▶ [What the task requires]
Working from the line that contains "Parse this screenshot: output" to the final line, transcribe each line exactly. No pictures belong in the copy.

▶ [Material for this task]
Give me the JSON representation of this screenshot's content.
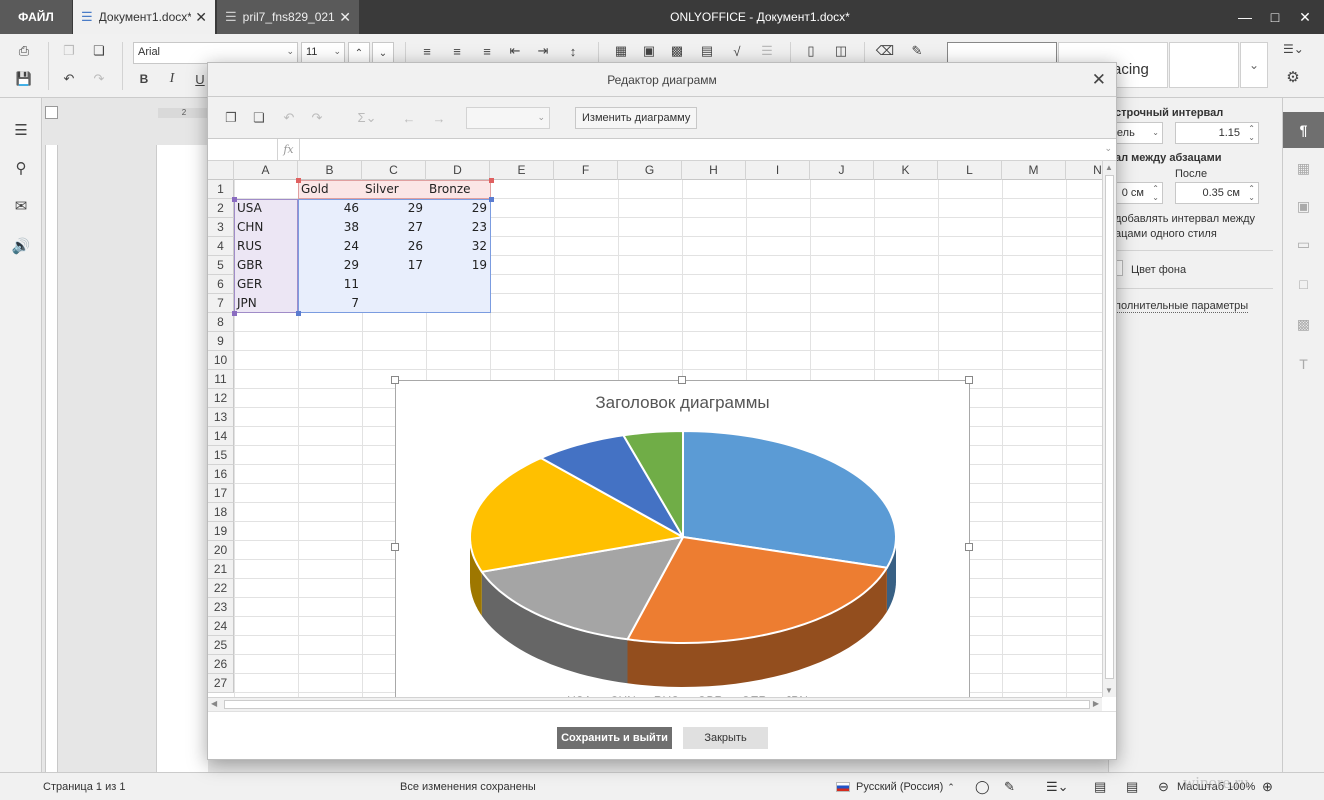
{
  "titlebar": {
    "file_tab": "ФАЙЛ",
    "tabs": [
      {
        "label": "Документ1.docx*"
      },
      {
        "label": "pril7_fns829_021..."
      }
    ],
    "app_title": "ONLYOFFICE - Документ1.docx*"
  },
  "toolbar": {
    "font_name": "Arial",
    "font_size": "11",
    "bold": "B",
    "italic": "I",
    "underline": "U",
    "style_preview": "acing"
  },
  "ruler": {
    "h_mark": "2"
  },
  "right_panel": {
    "line_spacing_title": "строчный интервал",
    "line_spacing_mode": "тель",
    "line_spacing_value": "1.15",
    "para_spacing_title": "ал между абзацами",
    "after_label": "После",
    "before_value": "0 см",
    "after_value": "0.35 см",
    "dont_add_line1": "добавлять интервал между",
    "dont_add_line2": "ацами одного стиля",
    "bg_color_label": "Цвет фона",
    "advanced_label": "полнительные параметры"
  },
  "statusbar": {
    "page_info": "Страница 1 из 1",
    "save_status": "Все изменения сохранены",
    "language": "Русский (Россия)",
    "zoom": "Масштаб 100%"
  },
  "watermark": "winore.ru",
  "modal": {
    "title": "Редактор диаграмм",
    "change_chart_button": "Изменить диаграмму",
    "fx": "fx",
    "save_exit_button": "Сохранить и выйти",
    "close_button": "Закрыть",
    "columns": [
      "A",
      "B",
      "C",
      "D",
      "E",
      "F",
      "G",
      "H",
      "I",
      "J",
      "K",
      "L",
      "M",
      "N"
    ],
    "rows": [
      "1",
      "2",
      "3",
      "4",
      "5",
      "6",
      "7",
      "8",
      "9",
      "10",
      "11",
      "12",
      "13",
      "14",
      "15",
      "16",
      "17",
      "18",
      "19",
      "20",
      "21",
      "22",
      "23",
      "24",
      "25",
      "26",
      "27"
    ],
    "sheet": {
      "headers": [
        "Gold",
        "Silver",
        "Bronze"
      ],
      "data": [
        {
          "country": "USA",
          "gold": "46",
          "silver": "29",
          "bronze": "29"
        },
        {
          "country": "CHN",
          "gold": "38",
          "silver": "27",
          "bronze": "23"
        },
        {
          "country": "RUS",
          "gold": "24",
          "silver": "26",
          "bronze": "32"
        },
        {
          "country": "GBR",
          "gold": "29",
          "silver": "17",
          "bronze": "19"
        },
        {
          "country": "GER",
          "gold": "11",
          "silver": "",
          "bronze": ""
        },
        {
          "country": "JPN",
          "gold": "7",
          "silver": "",
          "bronze": ""
        }
      ]
    }
  },
  "chart_data": {
    "type": "pie",
    "style": "3d",
    "title": "Заголовок диаграммы",
    "categories": [
      "USA",
      "CHN",
      "RUS",
      "GBR",
      "GER",
      "JPN"
    ],
    "series": [
      {
        "name": "Gold",
        "values": [
          46,
          38,
          24,
          29,
          11,
          7
        ]
      }
    ],
    "colors": [
      "#5b9bd5",
      "#ed7d31",
      "#a5a5a5",
      "#ffc000",
      "#4472c4",
      "#70ad47"
    ],
    "legend_position": "bottom"
  },
  "colors": {
    "titlebar_bg": "#3a3a3a",
    "accent_button": "#6f6f6f"
  }
}
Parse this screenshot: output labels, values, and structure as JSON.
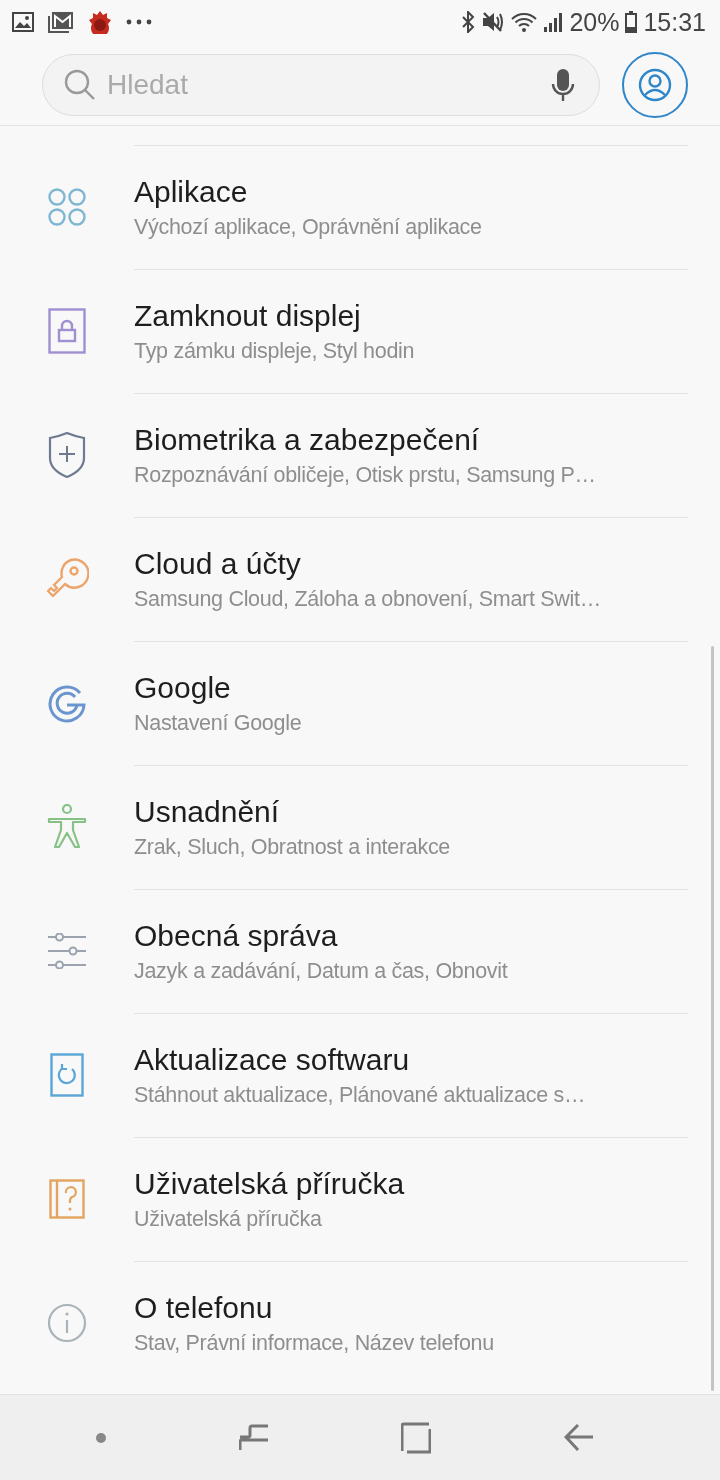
{
  "status_bar": {
    "battery": "20%",
    "time": "15:31"
  },
  "search": {
    "placeholder": "Hledat"
  },
  "items": [
    {
      "title": "Aplikace",
      "subtitle": "Výchozí aplikace, Oprávnění aplikace"
    },
    {
      "title": "Zamknout displej",
      "subtitle": "Typ zámku displeje, Styl hodin"
    },
    {
      "title": "Biometrika a zabezpečení",
      "subtitle": "Rozpoznávání obličeje, Otisk prstu, Samsung P…"
    },
    {
      "title": "Cloud a účty",
      "subtitle": "Samsung Cloud, Záloha a obnovení, Smart Swit…"
    },
    {
      "title": "Google",
      "subtitle": "Nastavení Google"
    },
    {
      "title": "Usnadnění",
      "subtitle": "Zrak, Sluch, Obratnost a interakce"
    },
    {
      "title": "Obecná správa",
      "subtitle": "Jazyk a zadávání, Datum a čas, Obnovit"
    },
    {
      "title": "Aktualizace softwaru",
      "subtitle": "Stáhnout aktualizace, Plánované aktualizace s…"
    },
    {
      "title": "Uživatelská příručka",
      "subtitle": "Uživatelská příručka"
    },
    {
      "title": "O telefonu",
      "subtitle": "Stav, Právní informace, Název telefonu"
    }
  ]
}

▶ [Answer in full]
Parse this screenshot: output labels, values, and structure as JSON.
{
  "status_bar": {
    "battery": "20%",
    "time": "15:31"
  },
  "search": {
    "placeholder": "Hledat"
  },
  "items": [
    {
      "title": "Aplikace",
      "subtitle": "Výchozí aplikace, Oprávnění aplikace"
    },
    {
      "title": "Zamknout displej",
      "subtitle": "Typ zámku displeje, Styl hodin"
    },
    {
      "title": "Biometrika a zabezpečení",
      "subtitle": "Rozpoznávání obličeje, Otisk prstu, Samsung P…"
    },
    {
      "title": "Cloud a účty",
      "subtitle": "Samsung Cloud, Záloha a obnovení, Smart Swit…"
    },
    {
      "title": "Google",
      "subtitle": "Nastavení Google"
    },
    {
      "title": "Usnadnění",
      "subtitle": "Zrak, Sluch, Obratnost a interakce"
    },
    {
      "title": "Obecná správa",
      "subtitle": "Jazyk a zadávání, Datum a čas, Obnovit"
    },
    {
      "title": "Aktualizace softwaru",
      "subtitle": "Stáhnout aktualizace, Plánované aktualizace s…"
    },
    {
      "title": "Uživatelská příručka",
      "subtitle": "Uživatelská příručka"
    },
    {
      "title": "O telefonu",
      "subtitle": "Stav, Právní informace, Název telefonu"
    }
  ]
}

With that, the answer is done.